= GIVEN PROBLEM =
Reproduce word for word the portion of the oil and gas reserves excerpt that opens with the words containing "Depreciation, Depletion and" and closes with "approximately $1.69 per Boe.".

Our estimated proved reserves for the years ended December 31, 2012 were prepared by Netherland, Sewell, an independent oil and natural gas reservoir engineering consulting firm. Our estimated proved reserves for the years ended December 31, 2011 and 2010 were prepared by Forrest A. Garb & Associates, an independent oil and natural gas reservoir engineering consulting firm. For more information regarding reserve estimation, including historical reserve revisions, refer to Item 8. Consolidated Financial Statements and Supplementary Data"Supplemental Oil and Gas Information (Unaudited)."
Depreciation, Depletion and Accretion
Our rate of recording depletion, depreciation and accretion expense (DD&A) is primarily dependent upon our estimate of proved reserves, which is utilized in our unit-of-production method calculation. If the estimates of proved reserves were to be reduced, the rate at which we record DD&A expense would increase, reducing net income. Such a reduction in reserves may result from calculated lower market prices, which may make it non-economic to drill for and produce higher cost reserves. At December 31, 2012 our DD&A rate was $25.05 per Boe and a five percent positive revision to proved reserves would decrease the DD&A rate by approximately $1.53 per Boe and a five percent negative revision to proved reserves would increase the DD&A rate by approximately $1.69 per Boe.
Full Cost Ceiling Test Limitation
Under the full cost method, we are subject to quarterly calculations of a ceiling or limitation on the amount of our oil and natural gas properties that can be capitalized on our balance sheet. If the net capitalized costs of our oil and natural gas properties exceed the cost center ceiling, we are subject to a ceiling test write down to the extent of such excess. If required, it would reduce earnings and impact stockholders' equity in the period of occurrence and result in lower amortization expense in future periods. The discounted present value of our proved reserves is a major component of the ceiling calculation and represents the component that requires the most subjective judgments. However, the associated prices of oil and natural gas reserves that are included in the discounted present value of the reserves do not require judgment. The ceiling calculation dictates that we use the unweighted arithmetic average price of oil and natural gas as of the first day of each month for the 12-month period ending at the balance sheet date. If average oil and natural gas prices decline, or if we have downward revisions to our estimated proved reserves, it is possible that write downs of our oil and natural gas properties could occur in the future.

= RAW DATA =
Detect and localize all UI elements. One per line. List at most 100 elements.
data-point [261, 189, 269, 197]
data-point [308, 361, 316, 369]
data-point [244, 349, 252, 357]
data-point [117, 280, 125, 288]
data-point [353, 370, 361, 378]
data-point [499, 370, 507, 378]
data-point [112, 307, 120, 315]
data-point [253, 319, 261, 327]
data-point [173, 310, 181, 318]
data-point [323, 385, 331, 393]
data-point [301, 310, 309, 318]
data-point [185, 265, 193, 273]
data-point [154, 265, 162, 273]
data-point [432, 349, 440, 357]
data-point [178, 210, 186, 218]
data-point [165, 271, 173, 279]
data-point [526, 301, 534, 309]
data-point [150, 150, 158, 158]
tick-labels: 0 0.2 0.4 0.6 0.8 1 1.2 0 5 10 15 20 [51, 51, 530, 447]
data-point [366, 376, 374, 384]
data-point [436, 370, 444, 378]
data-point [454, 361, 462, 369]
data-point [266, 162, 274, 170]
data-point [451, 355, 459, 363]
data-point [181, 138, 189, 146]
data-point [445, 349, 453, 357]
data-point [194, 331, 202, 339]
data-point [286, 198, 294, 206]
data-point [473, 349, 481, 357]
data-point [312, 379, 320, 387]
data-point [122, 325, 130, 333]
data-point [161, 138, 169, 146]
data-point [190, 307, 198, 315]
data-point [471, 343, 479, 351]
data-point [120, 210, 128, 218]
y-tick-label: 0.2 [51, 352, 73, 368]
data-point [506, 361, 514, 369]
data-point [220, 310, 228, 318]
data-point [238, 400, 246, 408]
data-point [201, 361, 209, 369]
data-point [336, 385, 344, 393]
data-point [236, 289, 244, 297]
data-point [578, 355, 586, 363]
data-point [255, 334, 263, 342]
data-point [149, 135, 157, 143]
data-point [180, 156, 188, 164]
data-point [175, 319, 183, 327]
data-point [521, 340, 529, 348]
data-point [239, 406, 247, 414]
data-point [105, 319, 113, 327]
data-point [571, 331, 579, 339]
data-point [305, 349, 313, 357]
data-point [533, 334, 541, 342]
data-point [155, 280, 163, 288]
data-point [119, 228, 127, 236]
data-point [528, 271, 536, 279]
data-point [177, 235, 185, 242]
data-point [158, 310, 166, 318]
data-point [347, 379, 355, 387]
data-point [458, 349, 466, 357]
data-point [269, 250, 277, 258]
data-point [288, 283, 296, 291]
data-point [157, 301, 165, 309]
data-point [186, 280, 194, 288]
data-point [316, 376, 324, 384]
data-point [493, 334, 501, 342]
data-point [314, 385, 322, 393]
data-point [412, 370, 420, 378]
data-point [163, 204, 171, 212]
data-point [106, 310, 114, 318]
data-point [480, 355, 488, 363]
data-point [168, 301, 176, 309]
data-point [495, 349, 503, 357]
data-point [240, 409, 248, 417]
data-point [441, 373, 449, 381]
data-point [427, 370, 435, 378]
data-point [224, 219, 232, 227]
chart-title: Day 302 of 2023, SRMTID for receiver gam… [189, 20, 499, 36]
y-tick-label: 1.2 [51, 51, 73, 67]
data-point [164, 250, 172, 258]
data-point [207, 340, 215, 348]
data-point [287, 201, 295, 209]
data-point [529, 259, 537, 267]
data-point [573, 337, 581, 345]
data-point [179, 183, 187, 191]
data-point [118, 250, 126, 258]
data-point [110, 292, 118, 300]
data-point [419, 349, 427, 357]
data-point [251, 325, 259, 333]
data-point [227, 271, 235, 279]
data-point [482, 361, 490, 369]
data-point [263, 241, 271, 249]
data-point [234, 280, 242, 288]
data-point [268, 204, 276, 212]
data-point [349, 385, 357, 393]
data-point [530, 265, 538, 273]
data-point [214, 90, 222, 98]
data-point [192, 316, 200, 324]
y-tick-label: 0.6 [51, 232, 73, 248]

= RESPONSE TO THIS EXERCISE =
Depreciation, Depletion and Accretion
Our rate of recording depletion, depreciation and accretion expense (DD&A) is primarily dependent upon our estimate of proved reserves, which is utilized in our unit-of-production method calculation. If the estimates of proved reserves were to be reduced, the rate at which we record DD&A expense would increase, reducing net income. Such a reduction in reserves may result from calculated lower market prices, which may make it non-economic to drill for and produce higher cost reserves. At December 31, 2012 our DD&A rate was $25.05 per Boe and a five percent positive revision to proved reserves would decrease the DD&A rate by approximately $1.53 per Boe and a five percent negative revision to proved reserves would increase the DD&A rate by approximately $1.69 per Boe.